● WRITTEN TASK
Give every line below again, exactly.

● DATA PROVIDED
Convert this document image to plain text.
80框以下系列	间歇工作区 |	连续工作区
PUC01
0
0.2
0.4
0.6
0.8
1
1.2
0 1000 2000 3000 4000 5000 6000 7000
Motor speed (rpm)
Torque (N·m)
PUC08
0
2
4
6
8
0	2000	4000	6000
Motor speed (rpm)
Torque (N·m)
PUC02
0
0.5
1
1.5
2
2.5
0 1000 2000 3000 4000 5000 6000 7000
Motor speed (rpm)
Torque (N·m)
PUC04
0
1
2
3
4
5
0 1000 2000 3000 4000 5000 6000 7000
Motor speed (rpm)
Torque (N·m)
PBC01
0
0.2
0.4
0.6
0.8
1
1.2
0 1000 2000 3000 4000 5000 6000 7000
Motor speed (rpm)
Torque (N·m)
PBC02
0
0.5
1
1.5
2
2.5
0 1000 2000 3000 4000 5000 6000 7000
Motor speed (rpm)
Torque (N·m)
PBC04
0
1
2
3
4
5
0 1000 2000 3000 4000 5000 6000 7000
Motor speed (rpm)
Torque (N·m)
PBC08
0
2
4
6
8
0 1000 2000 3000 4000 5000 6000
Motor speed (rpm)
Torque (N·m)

● ANSWER FOR THIS EXERCISE
Convert this document image to plain text.
80框以下系列	间歇工作区 |	连续工作区
PUC01
0
0.2
0.4
0.6
0.8
1
1.2
0 1000 2000 3000 4000 5000 6000 7000
Motor speed (rpm)
Torque (N·m)
PUC08
0
2
4
6
8
0	2000	4000	6000
Motor speed (rpm)
Torque (N·m)
PUC02
0
0.5
1
1.5
2
2.5
0 1000 2000 3000 4000 5000 6000 7000
Motor speed (rpm)
Torque (N·m)
PUC04
0
1
2
3
4
5
0 1000 2000 3000 4000 5000 6000 7000
Motor speed (rpm)
Torque (N·m)
PBC01
0
0.2
0.4
0.6
0.8
1
1.2
0 1000 2000 3000 4000 5000 6000 7000
Motor speed (rpm)
Torque (N·m)
PBC02
0
0.5
1
1.5
2
2.5
0 1000 2000 3000 4000 5000 6000 7000
Motor speed (rpm)
Torque (N·m)
PBC04
0
1
2
3
4
5
0 1000 2000 3000 4000 5000 6000 7000
Motor speed (rpm)
Torque (N·m)
PBC08
0
2
4
6
8
0 1000 2000 3000 4000 5000 6000
Motor speed (rpm)
Torque (N·m)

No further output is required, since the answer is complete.